[Collected data]
>> start

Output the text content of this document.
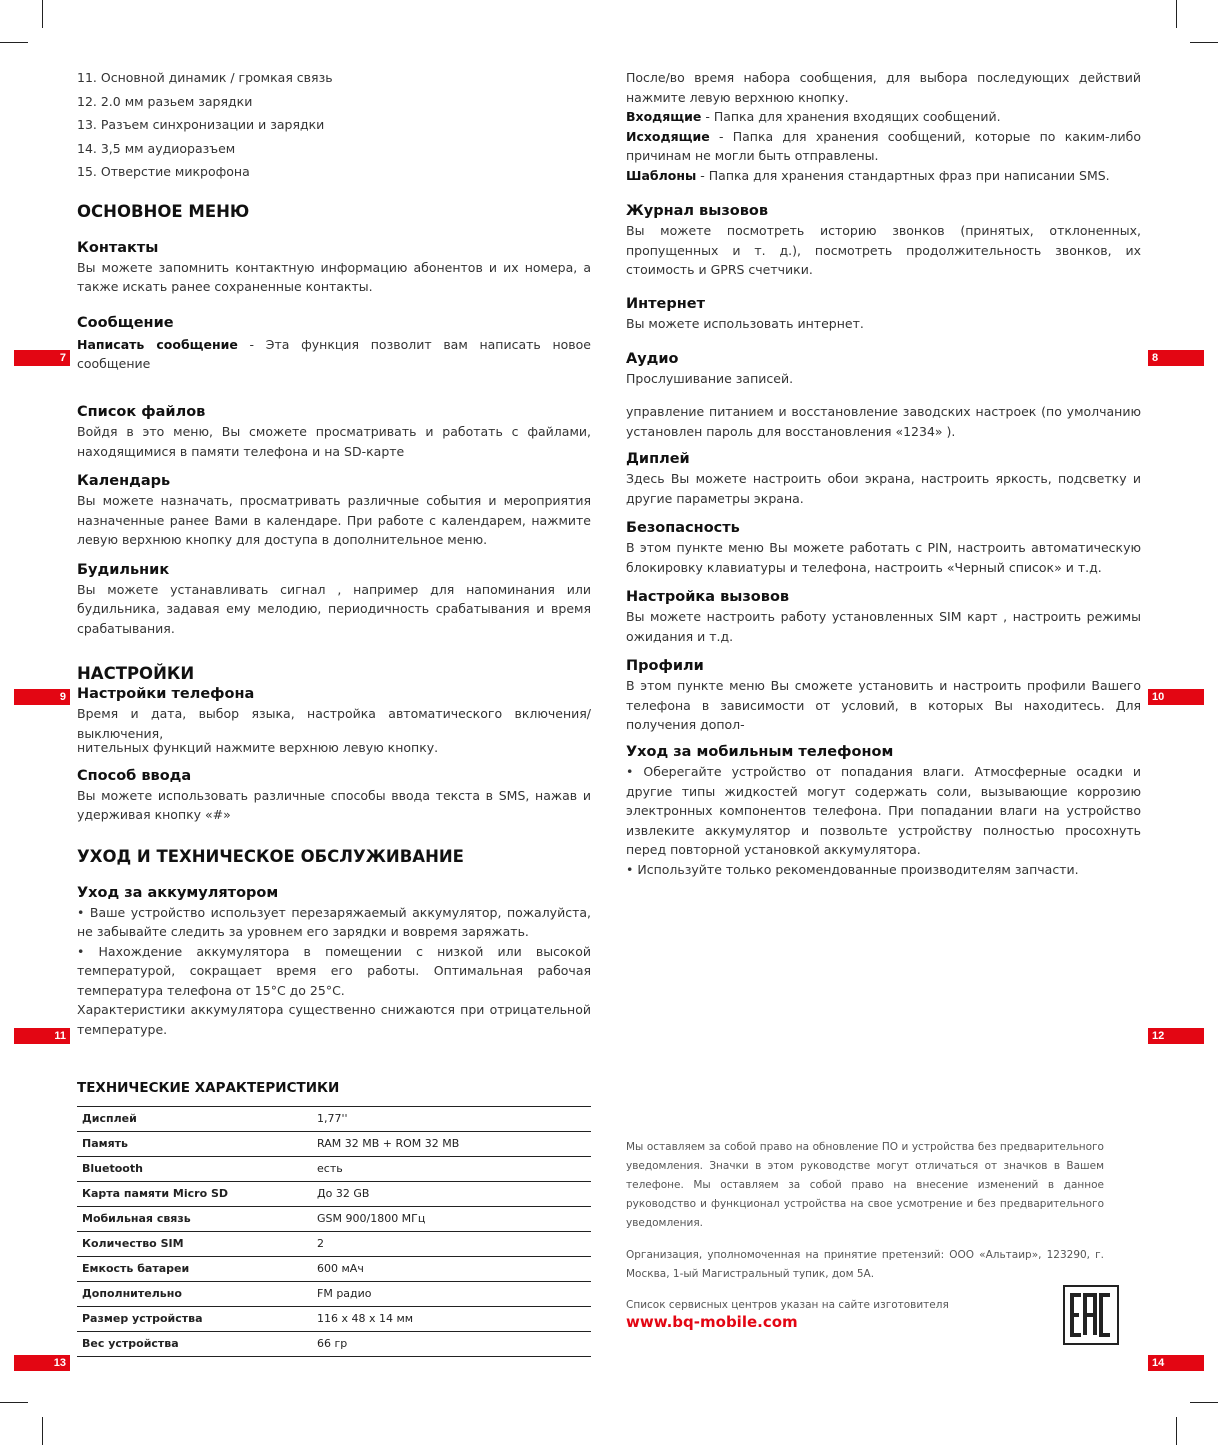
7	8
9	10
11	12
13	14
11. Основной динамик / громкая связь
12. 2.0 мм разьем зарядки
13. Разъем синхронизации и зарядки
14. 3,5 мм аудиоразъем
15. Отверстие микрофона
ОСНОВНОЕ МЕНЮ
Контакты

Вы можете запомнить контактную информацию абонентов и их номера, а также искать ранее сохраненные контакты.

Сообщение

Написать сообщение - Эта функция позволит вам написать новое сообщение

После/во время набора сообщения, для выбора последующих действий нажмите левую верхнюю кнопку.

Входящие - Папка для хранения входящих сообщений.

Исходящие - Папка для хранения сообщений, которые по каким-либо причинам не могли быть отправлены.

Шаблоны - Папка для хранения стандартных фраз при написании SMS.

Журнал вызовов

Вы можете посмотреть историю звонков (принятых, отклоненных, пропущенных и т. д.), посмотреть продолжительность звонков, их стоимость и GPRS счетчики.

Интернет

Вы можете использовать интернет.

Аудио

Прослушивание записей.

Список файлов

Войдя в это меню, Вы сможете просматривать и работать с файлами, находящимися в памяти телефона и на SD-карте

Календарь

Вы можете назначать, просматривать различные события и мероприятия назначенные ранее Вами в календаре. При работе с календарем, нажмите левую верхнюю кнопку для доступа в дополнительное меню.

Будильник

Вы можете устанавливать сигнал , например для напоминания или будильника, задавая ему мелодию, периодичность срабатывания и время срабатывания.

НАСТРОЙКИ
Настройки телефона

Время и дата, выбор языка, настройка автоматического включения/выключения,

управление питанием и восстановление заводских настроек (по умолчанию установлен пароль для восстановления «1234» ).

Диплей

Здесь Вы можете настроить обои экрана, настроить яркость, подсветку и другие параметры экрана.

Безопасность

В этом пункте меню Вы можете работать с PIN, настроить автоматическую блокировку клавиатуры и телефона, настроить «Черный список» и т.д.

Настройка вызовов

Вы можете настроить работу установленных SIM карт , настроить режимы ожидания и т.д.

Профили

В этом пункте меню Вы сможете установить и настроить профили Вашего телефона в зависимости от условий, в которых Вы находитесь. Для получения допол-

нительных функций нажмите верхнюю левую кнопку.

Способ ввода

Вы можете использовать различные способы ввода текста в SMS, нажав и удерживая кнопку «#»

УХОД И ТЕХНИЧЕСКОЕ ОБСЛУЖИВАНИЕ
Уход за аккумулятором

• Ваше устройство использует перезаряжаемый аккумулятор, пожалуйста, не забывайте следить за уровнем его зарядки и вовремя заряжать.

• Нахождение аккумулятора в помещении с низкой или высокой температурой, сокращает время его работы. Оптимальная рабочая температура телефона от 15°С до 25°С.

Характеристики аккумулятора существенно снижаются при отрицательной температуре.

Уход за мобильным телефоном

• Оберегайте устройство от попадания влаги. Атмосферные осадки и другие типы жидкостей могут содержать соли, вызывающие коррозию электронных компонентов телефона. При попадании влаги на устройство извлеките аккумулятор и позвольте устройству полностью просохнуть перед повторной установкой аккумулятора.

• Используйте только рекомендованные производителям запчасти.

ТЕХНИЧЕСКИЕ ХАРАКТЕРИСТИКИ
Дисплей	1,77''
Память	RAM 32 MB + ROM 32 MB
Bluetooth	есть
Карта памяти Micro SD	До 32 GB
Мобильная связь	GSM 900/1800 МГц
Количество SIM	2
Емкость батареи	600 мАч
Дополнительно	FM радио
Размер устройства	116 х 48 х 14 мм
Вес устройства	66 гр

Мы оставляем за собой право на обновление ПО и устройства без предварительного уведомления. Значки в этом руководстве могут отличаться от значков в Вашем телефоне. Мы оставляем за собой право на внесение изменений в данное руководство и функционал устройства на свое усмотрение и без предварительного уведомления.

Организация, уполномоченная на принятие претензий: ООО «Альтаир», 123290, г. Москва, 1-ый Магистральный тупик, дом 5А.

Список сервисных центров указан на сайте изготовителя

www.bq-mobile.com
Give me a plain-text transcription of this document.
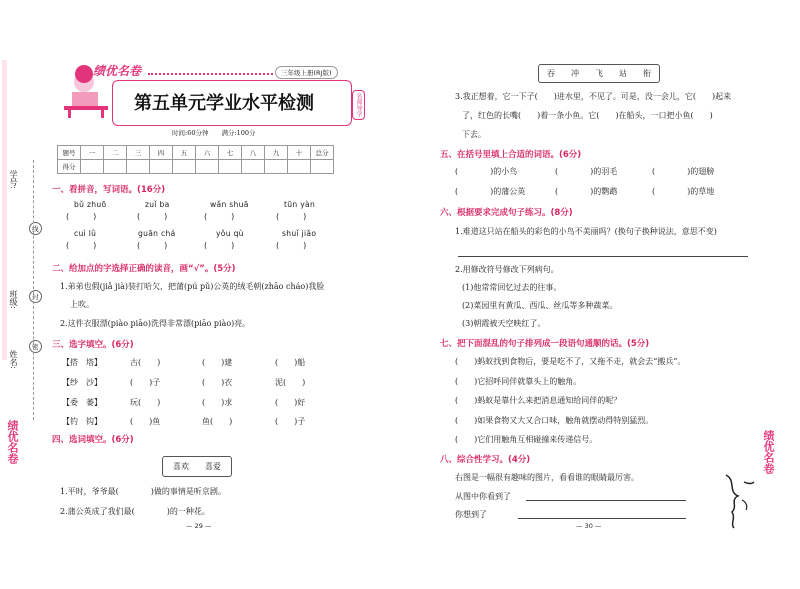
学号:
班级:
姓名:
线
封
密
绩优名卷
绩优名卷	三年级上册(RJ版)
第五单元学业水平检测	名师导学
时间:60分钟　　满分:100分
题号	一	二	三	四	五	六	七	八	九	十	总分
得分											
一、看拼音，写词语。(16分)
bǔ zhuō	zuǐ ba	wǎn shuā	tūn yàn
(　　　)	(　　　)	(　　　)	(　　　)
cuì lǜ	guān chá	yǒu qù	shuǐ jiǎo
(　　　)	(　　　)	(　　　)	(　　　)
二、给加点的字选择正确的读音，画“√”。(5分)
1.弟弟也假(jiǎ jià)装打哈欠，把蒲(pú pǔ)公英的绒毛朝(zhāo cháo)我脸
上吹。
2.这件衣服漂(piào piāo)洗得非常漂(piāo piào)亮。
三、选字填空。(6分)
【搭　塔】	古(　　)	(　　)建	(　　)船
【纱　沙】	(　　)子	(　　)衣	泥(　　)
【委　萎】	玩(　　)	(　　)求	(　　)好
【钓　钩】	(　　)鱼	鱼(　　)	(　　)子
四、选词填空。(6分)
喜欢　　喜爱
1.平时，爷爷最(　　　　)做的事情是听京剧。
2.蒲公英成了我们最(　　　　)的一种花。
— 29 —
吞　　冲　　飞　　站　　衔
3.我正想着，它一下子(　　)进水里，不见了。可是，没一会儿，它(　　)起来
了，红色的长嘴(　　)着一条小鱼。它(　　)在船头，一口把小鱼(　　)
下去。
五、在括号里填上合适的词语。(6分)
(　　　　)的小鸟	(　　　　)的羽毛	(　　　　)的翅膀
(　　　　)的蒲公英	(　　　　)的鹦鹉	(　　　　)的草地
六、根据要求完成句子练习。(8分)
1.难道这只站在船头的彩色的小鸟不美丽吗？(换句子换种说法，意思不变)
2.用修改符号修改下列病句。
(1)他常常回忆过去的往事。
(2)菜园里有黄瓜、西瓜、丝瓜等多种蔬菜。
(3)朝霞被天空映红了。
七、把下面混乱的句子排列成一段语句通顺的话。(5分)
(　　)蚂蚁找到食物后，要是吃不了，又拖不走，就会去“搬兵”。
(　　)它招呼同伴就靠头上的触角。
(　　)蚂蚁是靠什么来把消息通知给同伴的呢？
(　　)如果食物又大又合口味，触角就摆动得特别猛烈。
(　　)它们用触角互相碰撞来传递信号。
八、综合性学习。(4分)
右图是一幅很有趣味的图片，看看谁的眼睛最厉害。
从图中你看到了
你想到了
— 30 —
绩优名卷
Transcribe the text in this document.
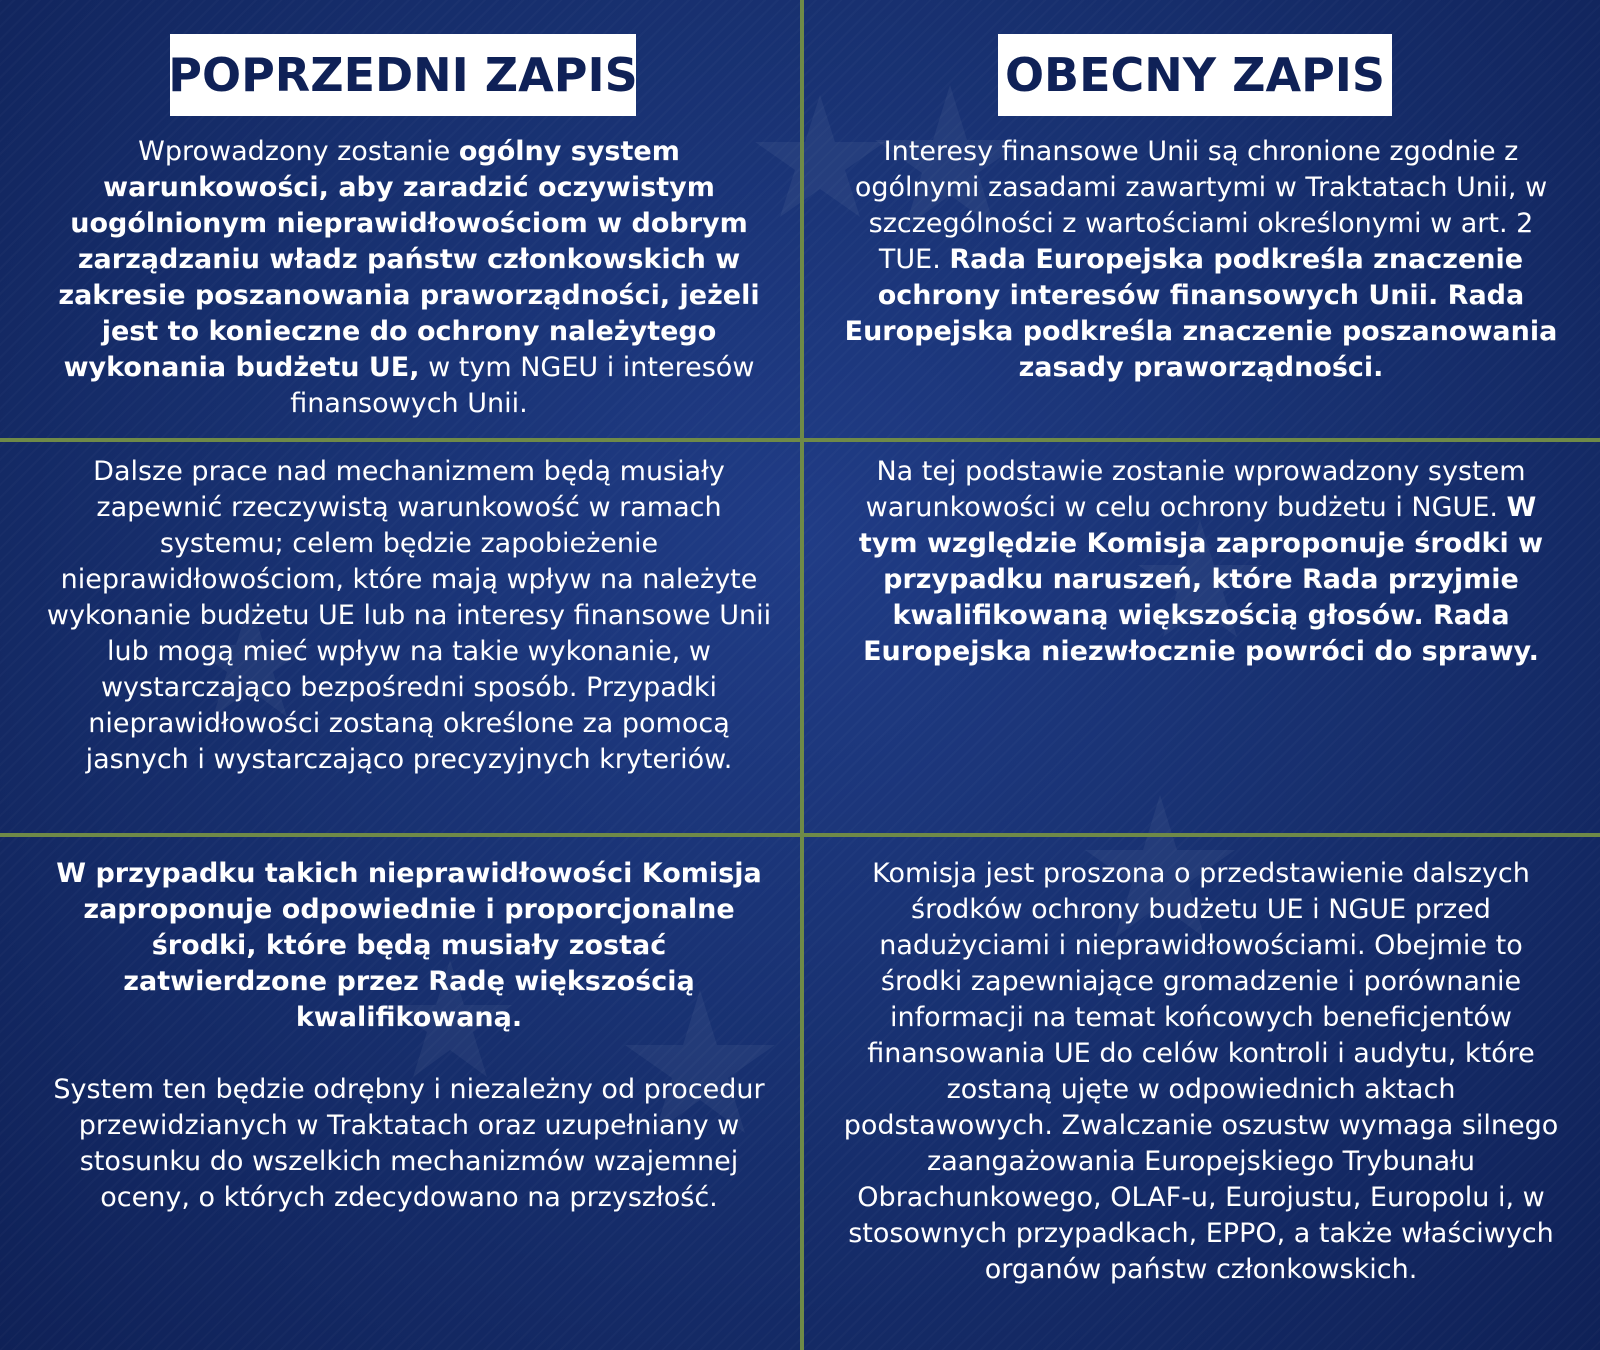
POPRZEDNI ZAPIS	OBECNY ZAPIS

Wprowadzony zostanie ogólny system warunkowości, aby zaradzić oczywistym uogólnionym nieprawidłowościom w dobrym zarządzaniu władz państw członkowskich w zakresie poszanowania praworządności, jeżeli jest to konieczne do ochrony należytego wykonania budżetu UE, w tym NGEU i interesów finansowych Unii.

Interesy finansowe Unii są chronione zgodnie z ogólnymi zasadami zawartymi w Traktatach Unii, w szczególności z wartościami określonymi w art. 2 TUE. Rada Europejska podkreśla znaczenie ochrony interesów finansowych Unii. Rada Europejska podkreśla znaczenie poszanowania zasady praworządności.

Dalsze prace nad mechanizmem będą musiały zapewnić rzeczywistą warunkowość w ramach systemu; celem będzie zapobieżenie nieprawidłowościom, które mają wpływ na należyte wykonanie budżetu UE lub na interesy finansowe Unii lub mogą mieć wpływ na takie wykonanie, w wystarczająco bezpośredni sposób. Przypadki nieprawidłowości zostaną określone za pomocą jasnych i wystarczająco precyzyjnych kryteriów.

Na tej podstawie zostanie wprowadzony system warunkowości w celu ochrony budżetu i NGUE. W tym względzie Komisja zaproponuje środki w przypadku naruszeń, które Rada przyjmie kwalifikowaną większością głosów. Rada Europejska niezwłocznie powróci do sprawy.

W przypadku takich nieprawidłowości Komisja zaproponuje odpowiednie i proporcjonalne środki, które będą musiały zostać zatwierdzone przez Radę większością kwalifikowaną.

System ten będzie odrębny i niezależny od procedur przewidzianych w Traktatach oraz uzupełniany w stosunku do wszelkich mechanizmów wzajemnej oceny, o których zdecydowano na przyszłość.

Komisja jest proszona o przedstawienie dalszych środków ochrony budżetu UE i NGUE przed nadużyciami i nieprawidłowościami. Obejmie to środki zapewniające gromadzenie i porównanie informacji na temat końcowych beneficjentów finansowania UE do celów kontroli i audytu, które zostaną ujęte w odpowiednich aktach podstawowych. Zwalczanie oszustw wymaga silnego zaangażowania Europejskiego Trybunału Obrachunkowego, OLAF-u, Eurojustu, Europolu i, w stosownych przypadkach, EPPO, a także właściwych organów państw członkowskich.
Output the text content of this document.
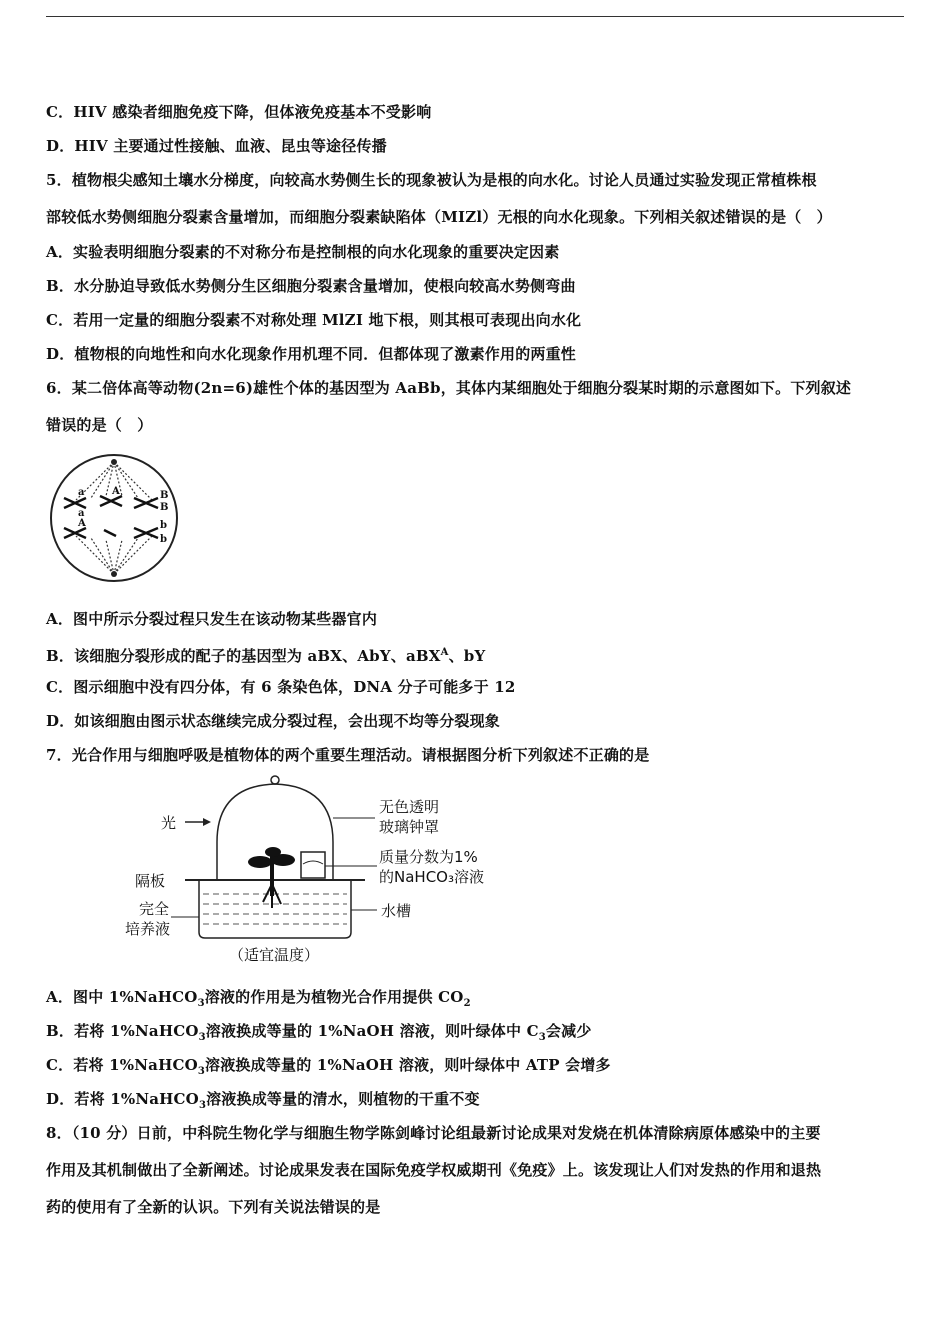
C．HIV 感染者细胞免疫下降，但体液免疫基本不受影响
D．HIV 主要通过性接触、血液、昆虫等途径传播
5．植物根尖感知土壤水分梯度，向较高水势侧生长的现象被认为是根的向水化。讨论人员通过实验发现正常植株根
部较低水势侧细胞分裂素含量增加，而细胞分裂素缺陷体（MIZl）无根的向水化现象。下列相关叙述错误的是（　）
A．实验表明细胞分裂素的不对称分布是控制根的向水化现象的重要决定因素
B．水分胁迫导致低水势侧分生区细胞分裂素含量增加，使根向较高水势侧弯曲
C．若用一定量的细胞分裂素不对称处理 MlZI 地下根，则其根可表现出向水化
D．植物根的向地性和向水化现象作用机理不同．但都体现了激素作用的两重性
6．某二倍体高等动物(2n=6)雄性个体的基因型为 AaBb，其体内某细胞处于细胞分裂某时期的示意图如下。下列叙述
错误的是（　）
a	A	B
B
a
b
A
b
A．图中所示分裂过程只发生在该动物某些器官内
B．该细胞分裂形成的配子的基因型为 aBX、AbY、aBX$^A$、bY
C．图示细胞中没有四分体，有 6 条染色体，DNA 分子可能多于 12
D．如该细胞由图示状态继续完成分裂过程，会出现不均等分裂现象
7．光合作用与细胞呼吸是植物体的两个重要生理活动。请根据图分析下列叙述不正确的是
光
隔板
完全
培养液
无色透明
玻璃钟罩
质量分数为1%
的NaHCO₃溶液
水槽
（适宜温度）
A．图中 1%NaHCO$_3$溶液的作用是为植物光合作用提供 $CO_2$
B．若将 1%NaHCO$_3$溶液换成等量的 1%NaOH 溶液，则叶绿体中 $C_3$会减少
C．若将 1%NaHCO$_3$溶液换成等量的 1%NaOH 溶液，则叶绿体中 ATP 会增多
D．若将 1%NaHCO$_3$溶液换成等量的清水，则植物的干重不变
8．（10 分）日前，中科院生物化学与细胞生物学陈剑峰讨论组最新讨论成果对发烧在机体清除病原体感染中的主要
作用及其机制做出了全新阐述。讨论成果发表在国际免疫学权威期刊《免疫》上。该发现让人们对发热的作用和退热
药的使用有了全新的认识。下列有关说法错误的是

>> end

= STATED EXERCISE =
Pick out, from the lines above, every one that contains the string "нажмите".

= RESULT =
После/во время набора сообщения, для выбора последующих действий нажмите левую верхнюю кнопку.
Вы можете назначать, просматривать различные события и мероприятия назначенные ранее Вами в календаре. При работе с календарем, нажмите левую верхнюю кнопку для доступа в дополнительное меню.
нительных функций нажмите верхнюю левую кнопку.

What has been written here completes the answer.